>> START

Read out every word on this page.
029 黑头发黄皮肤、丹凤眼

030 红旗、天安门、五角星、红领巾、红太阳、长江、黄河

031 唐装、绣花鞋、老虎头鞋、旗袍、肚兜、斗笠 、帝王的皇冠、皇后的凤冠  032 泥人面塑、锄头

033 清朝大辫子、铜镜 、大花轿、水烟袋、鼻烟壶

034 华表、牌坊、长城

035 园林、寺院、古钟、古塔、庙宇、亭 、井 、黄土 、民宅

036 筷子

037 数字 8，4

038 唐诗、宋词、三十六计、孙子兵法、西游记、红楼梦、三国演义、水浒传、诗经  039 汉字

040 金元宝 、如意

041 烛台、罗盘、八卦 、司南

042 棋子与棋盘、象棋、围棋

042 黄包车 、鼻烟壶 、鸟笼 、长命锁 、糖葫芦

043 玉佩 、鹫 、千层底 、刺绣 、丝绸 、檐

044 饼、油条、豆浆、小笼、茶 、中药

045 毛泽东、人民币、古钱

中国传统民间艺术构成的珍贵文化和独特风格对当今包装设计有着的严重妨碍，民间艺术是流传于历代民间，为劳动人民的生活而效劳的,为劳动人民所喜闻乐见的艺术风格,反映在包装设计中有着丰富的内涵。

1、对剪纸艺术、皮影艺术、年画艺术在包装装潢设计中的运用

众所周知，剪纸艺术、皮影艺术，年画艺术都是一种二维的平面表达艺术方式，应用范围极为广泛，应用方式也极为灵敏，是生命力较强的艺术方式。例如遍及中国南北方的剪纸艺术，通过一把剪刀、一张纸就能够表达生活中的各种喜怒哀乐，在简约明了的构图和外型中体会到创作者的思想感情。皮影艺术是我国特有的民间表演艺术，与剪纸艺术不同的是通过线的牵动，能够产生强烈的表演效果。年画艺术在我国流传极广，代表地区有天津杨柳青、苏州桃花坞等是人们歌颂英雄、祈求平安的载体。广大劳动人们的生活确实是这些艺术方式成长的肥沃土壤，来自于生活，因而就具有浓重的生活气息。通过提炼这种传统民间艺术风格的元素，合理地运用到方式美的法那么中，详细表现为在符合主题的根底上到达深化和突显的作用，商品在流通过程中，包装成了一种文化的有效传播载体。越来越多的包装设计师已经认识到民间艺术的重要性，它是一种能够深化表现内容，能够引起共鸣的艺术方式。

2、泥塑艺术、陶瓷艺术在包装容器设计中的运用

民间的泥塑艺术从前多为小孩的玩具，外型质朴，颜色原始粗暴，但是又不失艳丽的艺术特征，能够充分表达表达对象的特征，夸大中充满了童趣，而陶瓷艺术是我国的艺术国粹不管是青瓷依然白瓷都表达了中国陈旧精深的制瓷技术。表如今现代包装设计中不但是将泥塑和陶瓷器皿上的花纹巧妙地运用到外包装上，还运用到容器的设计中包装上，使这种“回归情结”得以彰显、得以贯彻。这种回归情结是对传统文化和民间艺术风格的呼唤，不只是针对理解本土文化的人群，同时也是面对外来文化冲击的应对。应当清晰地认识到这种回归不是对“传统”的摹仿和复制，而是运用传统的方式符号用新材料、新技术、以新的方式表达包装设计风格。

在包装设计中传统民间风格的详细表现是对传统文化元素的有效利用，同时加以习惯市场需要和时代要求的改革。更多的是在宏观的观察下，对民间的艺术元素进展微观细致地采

>> END

=== Directions for this task ===
Transcribe the data. Leave every line exactly as it is.

=== Result ===
Read out every word on this page.
029 黑头发黄皮肤、丹凤眼

030 红旗、天安门、五角星、红领巾、红太阳、长江、黄河

031 唐装、绣花鞋、老虎头鞋、旗袍、肚兜、斗笠 、帝王的皇冠、皇后的凤冠  032 泥人面塑、锄头

033 清朝大辫子、铜镜 、大花轿、水烟袋、鼻烟壶

034 华表、牌坊、长城

035 园林、寺院、古钟、古塔、庙宇、亭 、井 、黄土 、民宅

036 筷子

037 数字 8，4

038 唐诗、宋词、三十六计、孙子兵法、西游记、红楼梦、三国演义、水浒传、诗经  039 汉字

040 金元宝 、如意

041 烛台、罗盘、八卦 、司南

042 棋子与棋盘、象棋、围棋

042 黄包车 、鼻烟壶 、鸟笼 、长命锁 、糖葫芦

043 玉佩 、鹫 、千层底 、刺绣 、丝绸 、檐

044 饼、油条、豆浆、小笼、茶 、中药

045 毛泽东、人民币、古钱

中国传统民间艺术构成的珍贵文化和独特风格对当今包装设计有着的严重妨碍，民间艺术是流传于历代民间，为劳动人民的生活而效劳的,为劳动人民所喜闻乐见的艺术风格,反映在包装设计中有着丰富的内涵。

1、对剪纸艺术、皮影艺术、年画艺术在包装装潢设计中的运用

众所周知，剪纸艺术、皮影艺术，年画艺术都是一种二维的平面表达艺术方式，应用范围极为广泛，应用方式也极为灵敏，是生命力较强的艺术方式。例如遍及中国南北方的剪纸艺术，通过一把剪刀、一张纸就能够表达生活中的各种喜怒哀乐，在简约明了的构图和外型中体会到创作者的思想感情。皮影艺术是我国特有的民间表演艺术，与剪纸艺术不同的是通过线的牵动，能够产生强烈的表演效果。年画艺术在我国流传极广，代表地区有天津杨柳青、苏州桃花坞等是人们歌颂英雄、祈求平安的载体。广大劳动人们的生活确实是这些艺术方式成长的肥沃土壤，来自于生活，因而就具有浓重的生活气息。通过提炼这种传统民间艺术风格的元素，合理地运用到方式美的法那么中，详细表现为在符合主题的根底上到达深化和突显的作用，商品在流通过程中，包装成了一种文化的有效传播载体。越来越多的包装设计师已经认识到民间艺术的重要性，它是一种能够深化表现内容，能够引起共鸣的艺术方式。

2、泥塑艺术、陶瓷艺术在包装容器设计中的运用

民间的泥塑艺术从前多为小孩的玩具，外型质朴，颜色原始粗暴，但是又不失艳丽的艺术特征，能够充分表达表达对象的特征，夸大中充满了童趣，而陶瓷艺术是我国的艺术国粹不管是青瓷依然白瓷都表达了中国陈旧精深的制瓷技术。表如今现代包装设计中不但是将泥塑和陶瓷器皿上的花纹巧妙地运用到外包装上，还运用到容器的设计中包装上，使这种“回归情结”得以彰显、得以贯彻。这种回归情结是对传统文化和民间艺术风格的呼唤，不只是针对理解本土文化的人群，同时也是面对外来文化冲击的应对。应当清晰地认识到这种回归不是对“传统”的摹仿和复制，而是运用传统的方式符号用新材料、新技术、以新的方式表达包装设计风格。

在包装设计中传统民间风格的详细表现是对传统文化元素的有效利用，同时加以习惯市场需要和时代要求的改革。更多的是在宏观的观察下，对民间的艺术元素进展微观细致地采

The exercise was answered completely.